> Exercise objective
Without the pictures, write out all the lines below exactly as they appear.

Collected data entries
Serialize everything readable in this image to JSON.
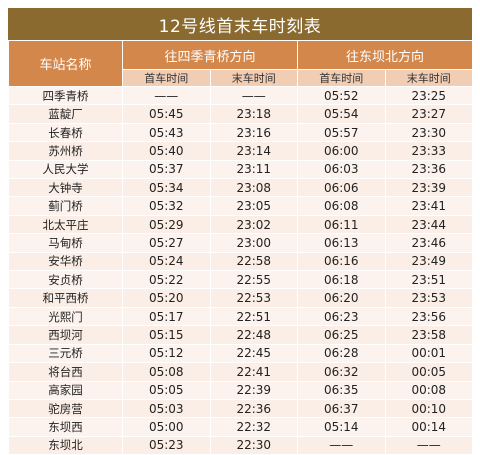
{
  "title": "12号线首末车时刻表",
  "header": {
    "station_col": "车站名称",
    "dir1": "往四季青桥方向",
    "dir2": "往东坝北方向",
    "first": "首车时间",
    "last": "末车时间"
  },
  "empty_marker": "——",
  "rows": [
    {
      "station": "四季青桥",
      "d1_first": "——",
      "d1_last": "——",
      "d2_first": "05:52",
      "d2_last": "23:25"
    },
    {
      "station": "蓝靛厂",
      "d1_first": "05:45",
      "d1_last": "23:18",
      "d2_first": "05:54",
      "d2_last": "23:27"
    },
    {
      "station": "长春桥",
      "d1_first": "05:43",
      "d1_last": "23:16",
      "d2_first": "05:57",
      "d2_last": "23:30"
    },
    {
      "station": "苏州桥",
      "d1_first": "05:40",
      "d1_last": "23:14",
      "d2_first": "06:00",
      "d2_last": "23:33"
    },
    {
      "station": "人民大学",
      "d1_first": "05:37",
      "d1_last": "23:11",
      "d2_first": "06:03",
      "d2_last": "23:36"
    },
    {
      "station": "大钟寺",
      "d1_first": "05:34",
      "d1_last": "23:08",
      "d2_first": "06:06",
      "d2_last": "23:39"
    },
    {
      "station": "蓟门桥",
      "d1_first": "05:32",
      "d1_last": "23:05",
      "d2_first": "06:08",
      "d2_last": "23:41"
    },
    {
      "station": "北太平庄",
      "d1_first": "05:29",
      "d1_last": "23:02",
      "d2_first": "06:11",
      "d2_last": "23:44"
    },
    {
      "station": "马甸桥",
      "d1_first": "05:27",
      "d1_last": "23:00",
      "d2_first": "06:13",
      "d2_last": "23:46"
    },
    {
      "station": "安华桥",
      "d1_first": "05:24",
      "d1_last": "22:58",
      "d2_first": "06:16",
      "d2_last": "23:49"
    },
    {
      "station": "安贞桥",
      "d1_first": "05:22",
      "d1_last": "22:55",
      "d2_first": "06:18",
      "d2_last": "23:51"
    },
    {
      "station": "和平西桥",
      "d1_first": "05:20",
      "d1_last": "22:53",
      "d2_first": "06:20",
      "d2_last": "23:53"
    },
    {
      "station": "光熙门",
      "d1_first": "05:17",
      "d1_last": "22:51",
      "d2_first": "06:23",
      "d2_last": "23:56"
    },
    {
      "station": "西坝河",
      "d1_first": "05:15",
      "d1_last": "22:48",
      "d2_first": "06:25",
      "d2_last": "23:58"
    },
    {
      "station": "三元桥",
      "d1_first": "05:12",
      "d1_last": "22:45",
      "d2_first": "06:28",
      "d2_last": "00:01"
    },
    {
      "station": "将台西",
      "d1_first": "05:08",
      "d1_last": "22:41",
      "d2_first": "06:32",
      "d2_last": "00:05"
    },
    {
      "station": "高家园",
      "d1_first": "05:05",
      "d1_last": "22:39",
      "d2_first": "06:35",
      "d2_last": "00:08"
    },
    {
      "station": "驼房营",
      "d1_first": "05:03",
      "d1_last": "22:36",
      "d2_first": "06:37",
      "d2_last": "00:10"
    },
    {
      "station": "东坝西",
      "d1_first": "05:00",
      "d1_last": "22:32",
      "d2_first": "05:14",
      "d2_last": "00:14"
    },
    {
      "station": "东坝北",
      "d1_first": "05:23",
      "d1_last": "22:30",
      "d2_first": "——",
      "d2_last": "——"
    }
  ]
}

> Written solution
Serialize everything readable in this image to JSON.
{
  "title": "12号线首末车时刻表",
  "header": {
    "station_col": "车站名称",
    "dir1": "往四季青桥方向",
    "dir2": "往东坝北方向",
    "first": "首车时间",
    "last": "末车时间"
  },
  "empty_marker": "——",
  "rows": [
    {
      "station": "四季青桥",
      "d1_first": "——",
      "d1_last": "——",
      "d2_first": "05:52",
      "d2_last": "23:25"
    },
    {
      "station": "蓝靛厂",
      "d1_first": "05:45",
      "d1_last": "23:18",
      "d2_first": "05:54",
      "d2_last": "23:27"
    },
    {
      "station": "长春桥",
      "d1_first": "05:43",
      "d1_last": "23:16",
      "d2_first": "05:57",
      "d2_last": "23:30"
    },
    {
      "station": "苏州桥",
      "d1_first": "05:40",
      "d1_last": "23:14",
      "d2_first": "06:00",
      "d2_last": "23:33"
    },
    {
      "station": "人民大学",
      "d1_first": "05:37",
      "d1_last": "23:11",
      "d2_first": "06:03",
      "d2_last": "23:36"
    },
    {
      "station": "大钟寺",
      "d1_first": "05:34",
      "d1_last": "23:08",
      "d2_first": "06:06",
      "d2_last": "23:39"
    },
    {
      "station": "蓟门桥",
      "d1_first": "05:32",
      "d1_last": "23:05",
      "d2_first": "06:08",
      "d2_last": "23:41"
    },
    {
      "station": "北太平庄",
      "d1_first": "05:29",
      "d1_last": "23:02",
      "d2_first": "06:11",
      "d2_last": "23:44"
    },
    {
      "station": "马甸桥",
      "d1_first": "05:27",
      "d1_last": "23:00",
      "d2_first": "06:13",
      "d2_last": "23:46"
    },
    {
      "station": "安华桥",
      "d1_first": "05:24",
      "d1_last": "22:58",
      "d2_first": "06:16",
      "d2_last": "23:49"
    },
    {
      "station": "安贞桥",
      "d1_first": "05:22",
      "d1_last": "22:55",
      "d2_first": "06:18",
      "d2_last": "23:51"
    },
    {
      "station": "和平西桥",
      "d1_first": "05:20",
      "d1_last": "22:53",
      "d2_first": "06:20",
      "d2_last": "23:53"
    },
    {
      "station": "光熙门",
      "d1_first": "05:17",
      "d1_last": "22:51",
      "d2_first": "06:23",
      "d2_last": "23:56"
    },
    {
      "station": "西坝河",
      "d1_first": "05:15",
      "d1_last": "22:48",
      "d2_first": "06:25",
      "d2_last": "23:58"
    },
    {
      "station": "三元桥",
      "d1_first": "05:12",
      "d1_last": "22:45",
      "d2_first": "06:28",
      "d2_last": "00:01"
    },
    {
      "station": "将台西",
      "d1_first": "05:08",
      "d1_last": "22:41",
      "d2_first": "06:32",
      "d2_last": "00:05"
    },
    {
      "station": "高家园",
      "d1_first": "05:05",
      "d1_last": "22:39",
      "d2_first": "06:35",
      "d2_last": "00:08"
    },
    {
      "station": "驼房营",
      "d1_first": "05:03",
      "d1_last": "22:36",
      "d2_first": "06:37",
      "d2_last": "00:10"
    },
    {
      "station": "东坝西",
      "d1_first": "05:00",
      "d1_last": "22:32",
      "d2_first": "05:14",
      "d2_last": "00:14"
    },
    {
      "station": "东坝北",
      "d1_first": "05:23",
      "d1_last": "22:30",
      "d2_first": "——",
      "d2_last": "——"
    }
  ]
}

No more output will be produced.